_Consignes de l'exercice_:
• A. Répondez à ces questions à partir de l'article sur l'extrême droite à l'Assemblée :
(i) Quel jour s'est déroulé le vote décrit dans les salons voisins de la salle des séances ?
(ii) Combien de voix Sébastien Chenu a-t-il obtenues ?
(iii) Combien de député·es RN sont entré·es à l'Assemblée ?
• B. Recopiez l'article sur l'extrême droite à l'Assemblée de « Une semaine. Il » à « vice-présidences au Palais-Bourbon. ».
• C. Écrivez la suite de l'article sur l'extrême droite à l'Assemblée, en partant de sa dernière phrase.

_Extrait de page_:
────────────────────
Extrême droite (France) : la semaine de toutes les compromissions

dimanche 3 juillet 2022.
 

Une semaine. Il aura fallu une semaine, pas plus, pour que l’extrême droite s’installe confortablement aux postes clés de l’Assemblée nationale, avec l’appui des droites au pouvoir et d’opposition. Une situation rendue possible par un savant mélange de tractations partisanes, de lâchetés politiques et de comptes d’apothicaire qui a permis au Rassemblement national (RN) d’obtenir, pour la première fois de son histoire, non pas une, mais deux vice-présidences au Palais-Bourbon.

Il faut prendre la mesure de la scène qui s’est déroulée, mercredi 29 juin, dans les salons qui jouxtent la salle des séances de l’Assemblée. C’est ici que des dizaines et des dizaines d’élu·es de la majorité présidentielle ont choisi de glisser dans l’urne un bulletin « extrême droite », afin de respecter, ont-ils argué, le règlement interne de l’institution et l’accord validé le matin même entre les différents partis – accord dénoncé dans la foulée par la Nouvelle Union populaire écologique et sociale (Nupes).

Un « grand moment de démocratie », s’est félicitée la députée RN Hélène Laporte, élue avec 284 voix dès le premier tour du scrutin, comme son collègue Sébastien Chenu (290 voix). Un grand moment de dépolitisation, surtout, durant lequel l’arithmétique a remplacé les principes. Aurore Bergé, la présidente du groupe Renaissance, a souligné que la majorité n’avait pas « à choisir ses oppositions » et qu’elle devait « faire respecter la volonté des Français » qui ont fait entrer 89 député·es RN à l’Assemblée.

Il ne s’agit pas, comme voudraient le faire croire certains, de balayer l’élection de ces élu·es. Encore moins de nier le fait politique que représente leur présence désormais massive dans l’hémicycle. Mais la palette est large entre leur ostracisation et leur notabilisation. « Aucune voix ne doit manquer à la République », avait lancé Emmanuel Macron dans l’entre-deux-tours des législatives. Celles de ses troupes ont contribué à propulser l’extrême droite au sommet de la hiérarchie parlementaire.
────────────────────
(Données enregistrées)
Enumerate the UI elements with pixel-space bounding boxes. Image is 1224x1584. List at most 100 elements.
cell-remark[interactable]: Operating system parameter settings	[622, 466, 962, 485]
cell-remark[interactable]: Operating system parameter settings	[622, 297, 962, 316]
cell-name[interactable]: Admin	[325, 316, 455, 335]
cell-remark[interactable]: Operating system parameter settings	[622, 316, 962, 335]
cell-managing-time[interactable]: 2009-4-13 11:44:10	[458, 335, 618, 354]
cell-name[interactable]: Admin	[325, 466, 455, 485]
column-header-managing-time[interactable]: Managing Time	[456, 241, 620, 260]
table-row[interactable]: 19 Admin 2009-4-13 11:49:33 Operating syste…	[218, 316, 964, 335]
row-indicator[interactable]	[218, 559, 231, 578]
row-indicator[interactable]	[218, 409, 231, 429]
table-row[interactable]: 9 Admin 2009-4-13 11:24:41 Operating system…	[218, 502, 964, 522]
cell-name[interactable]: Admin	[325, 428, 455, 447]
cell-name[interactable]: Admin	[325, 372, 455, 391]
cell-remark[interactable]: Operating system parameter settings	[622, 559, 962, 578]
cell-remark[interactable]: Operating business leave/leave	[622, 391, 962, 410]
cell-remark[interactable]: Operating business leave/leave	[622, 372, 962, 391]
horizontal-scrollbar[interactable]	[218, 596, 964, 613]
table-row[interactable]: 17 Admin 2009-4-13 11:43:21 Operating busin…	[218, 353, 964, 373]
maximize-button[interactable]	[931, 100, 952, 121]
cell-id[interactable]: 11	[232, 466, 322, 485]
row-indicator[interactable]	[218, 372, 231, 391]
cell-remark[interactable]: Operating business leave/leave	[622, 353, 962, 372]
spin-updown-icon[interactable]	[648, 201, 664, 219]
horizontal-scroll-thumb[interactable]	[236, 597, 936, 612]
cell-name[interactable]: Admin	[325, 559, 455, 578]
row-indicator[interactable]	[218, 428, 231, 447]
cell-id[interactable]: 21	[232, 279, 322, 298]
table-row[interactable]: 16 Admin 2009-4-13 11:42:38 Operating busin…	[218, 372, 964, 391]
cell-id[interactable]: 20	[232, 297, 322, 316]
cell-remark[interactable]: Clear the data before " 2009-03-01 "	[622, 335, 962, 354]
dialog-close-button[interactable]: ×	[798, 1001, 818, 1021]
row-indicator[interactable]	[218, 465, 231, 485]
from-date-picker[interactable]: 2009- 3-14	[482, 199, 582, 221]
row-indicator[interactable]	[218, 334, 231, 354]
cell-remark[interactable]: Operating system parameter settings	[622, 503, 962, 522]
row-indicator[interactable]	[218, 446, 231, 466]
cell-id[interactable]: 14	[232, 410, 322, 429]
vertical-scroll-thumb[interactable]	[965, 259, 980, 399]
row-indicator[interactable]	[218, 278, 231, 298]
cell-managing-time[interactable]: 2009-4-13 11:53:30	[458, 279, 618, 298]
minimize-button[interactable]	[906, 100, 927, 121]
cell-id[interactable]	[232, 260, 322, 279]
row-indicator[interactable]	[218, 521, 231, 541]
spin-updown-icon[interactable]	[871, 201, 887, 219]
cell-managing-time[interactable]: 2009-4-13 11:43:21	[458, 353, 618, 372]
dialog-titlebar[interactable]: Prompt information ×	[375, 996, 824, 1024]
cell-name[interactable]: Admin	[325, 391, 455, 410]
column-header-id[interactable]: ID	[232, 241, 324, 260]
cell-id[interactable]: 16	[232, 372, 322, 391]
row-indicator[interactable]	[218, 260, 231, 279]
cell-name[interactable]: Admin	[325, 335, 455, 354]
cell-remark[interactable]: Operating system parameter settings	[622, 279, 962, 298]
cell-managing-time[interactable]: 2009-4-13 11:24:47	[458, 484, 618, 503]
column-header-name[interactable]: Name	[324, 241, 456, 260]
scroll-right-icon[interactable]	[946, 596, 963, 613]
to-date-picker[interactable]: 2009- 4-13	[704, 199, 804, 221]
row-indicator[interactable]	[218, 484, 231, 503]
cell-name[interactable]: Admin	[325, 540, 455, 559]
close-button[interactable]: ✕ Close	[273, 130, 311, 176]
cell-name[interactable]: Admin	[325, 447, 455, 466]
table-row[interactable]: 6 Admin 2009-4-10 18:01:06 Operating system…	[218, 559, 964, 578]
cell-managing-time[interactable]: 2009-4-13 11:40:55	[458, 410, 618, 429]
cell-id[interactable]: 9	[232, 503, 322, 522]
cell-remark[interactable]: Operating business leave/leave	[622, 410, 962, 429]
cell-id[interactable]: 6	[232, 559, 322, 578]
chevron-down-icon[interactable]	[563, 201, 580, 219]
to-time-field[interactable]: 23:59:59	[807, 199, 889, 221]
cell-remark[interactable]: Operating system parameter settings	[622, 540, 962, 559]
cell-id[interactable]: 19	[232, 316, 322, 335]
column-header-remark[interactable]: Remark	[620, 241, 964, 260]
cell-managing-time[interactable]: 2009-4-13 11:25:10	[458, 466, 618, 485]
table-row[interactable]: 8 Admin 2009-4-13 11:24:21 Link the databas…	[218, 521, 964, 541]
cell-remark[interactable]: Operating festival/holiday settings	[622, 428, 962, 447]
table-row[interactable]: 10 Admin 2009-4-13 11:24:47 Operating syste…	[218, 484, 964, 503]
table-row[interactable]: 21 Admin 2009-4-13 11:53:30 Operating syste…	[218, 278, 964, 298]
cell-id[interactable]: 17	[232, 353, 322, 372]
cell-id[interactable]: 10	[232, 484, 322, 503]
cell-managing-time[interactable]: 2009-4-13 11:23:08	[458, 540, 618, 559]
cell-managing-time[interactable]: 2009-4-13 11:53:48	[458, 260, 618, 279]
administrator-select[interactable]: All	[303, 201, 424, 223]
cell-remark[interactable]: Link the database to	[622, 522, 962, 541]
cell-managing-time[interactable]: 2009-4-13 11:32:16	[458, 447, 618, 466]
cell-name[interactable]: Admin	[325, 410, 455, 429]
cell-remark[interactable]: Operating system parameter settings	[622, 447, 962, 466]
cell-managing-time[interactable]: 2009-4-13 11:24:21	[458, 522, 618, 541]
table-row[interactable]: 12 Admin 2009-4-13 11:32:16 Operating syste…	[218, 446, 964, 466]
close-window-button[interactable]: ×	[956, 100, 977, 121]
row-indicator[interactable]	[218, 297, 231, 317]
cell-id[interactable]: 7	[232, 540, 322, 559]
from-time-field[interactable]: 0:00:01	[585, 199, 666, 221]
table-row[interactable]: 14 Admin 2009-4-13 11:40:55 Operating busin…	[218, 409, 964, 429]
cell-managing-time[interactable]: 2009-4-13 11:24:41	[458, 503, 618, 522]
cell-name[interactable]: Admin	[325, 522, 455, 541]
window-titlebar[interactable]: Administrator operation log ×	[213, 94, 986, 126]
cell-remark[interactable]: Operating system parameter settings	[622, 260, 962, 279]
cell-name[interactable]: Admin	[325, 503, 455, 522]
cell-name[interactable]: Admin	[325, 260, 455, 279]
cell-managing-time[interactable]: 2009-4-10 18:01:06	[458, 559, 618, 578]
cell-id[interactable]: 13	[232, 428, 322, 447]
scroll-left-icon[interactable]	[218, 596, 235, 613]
────────────────────
_Réponses par tâche_:
• A.
(i) Le vote s'est déroulé le mercredi 29 juin.
(ii) Sébastien Chenu a obtenu 290 voix.
(iii) 89 député·es RN sont entré·es à l'Assemblée.

• B.
Une semaine. Il aura fallu une semaine, pas plus, pour que l’extrême droite s’installe confortablement aux postes clés de l’Assemblée nationale, avec l’appui des droites au pouvoir et d’opposition. Une situation rendue possible par un savant mélange de tractations partisanes, de lâchetés politiques et de comptes d’apothicaire qui a permis au Rassemblement national (RN) d’obtenir, pour la première fois de son histoire, non pas une, mais deux vice-présidences au Palais-Bourbon.

• C.
Le parti antirépublicain de Marine Le Pen, dont le sinistre projet s’articule autour de la « priorité nationale », s’est ainsi offert une belle place au sein de sa représentation. Fort de cette légitimation, il a dénoncé la « trahison » que constitue, à ses yeux, l’élection du député La France insoumise (LFI) Éric Coquerel à la tête de la commission des finances. Sébastien Chenu, qui s’était visiblement habitué à ce que le compromis devienne compromission, a même parlé de « signal dangereux ». Une inversion des repères déconcertante

Mardi, à l’ouverture de la XVIe législature, le doyen RN de l’Assemblée, José Gonzalez, a profité de la lumière qui lui était accordée pour faire part de sa nostalgie de l’Algérie française et expliquer qu’il n’était « pas là pour juger pour savoir si l’OAS [Organisation armée secrète] a commis des crimes ou pas ». « J’ai trouvé le discours de José Gonzalez plutôt sobre », a commenté, le lendemain, le président du groupe Horizons, Laurent Marcangeli. En matière de « signal dangereux », il y avait pourtant de quoi s’alarmer.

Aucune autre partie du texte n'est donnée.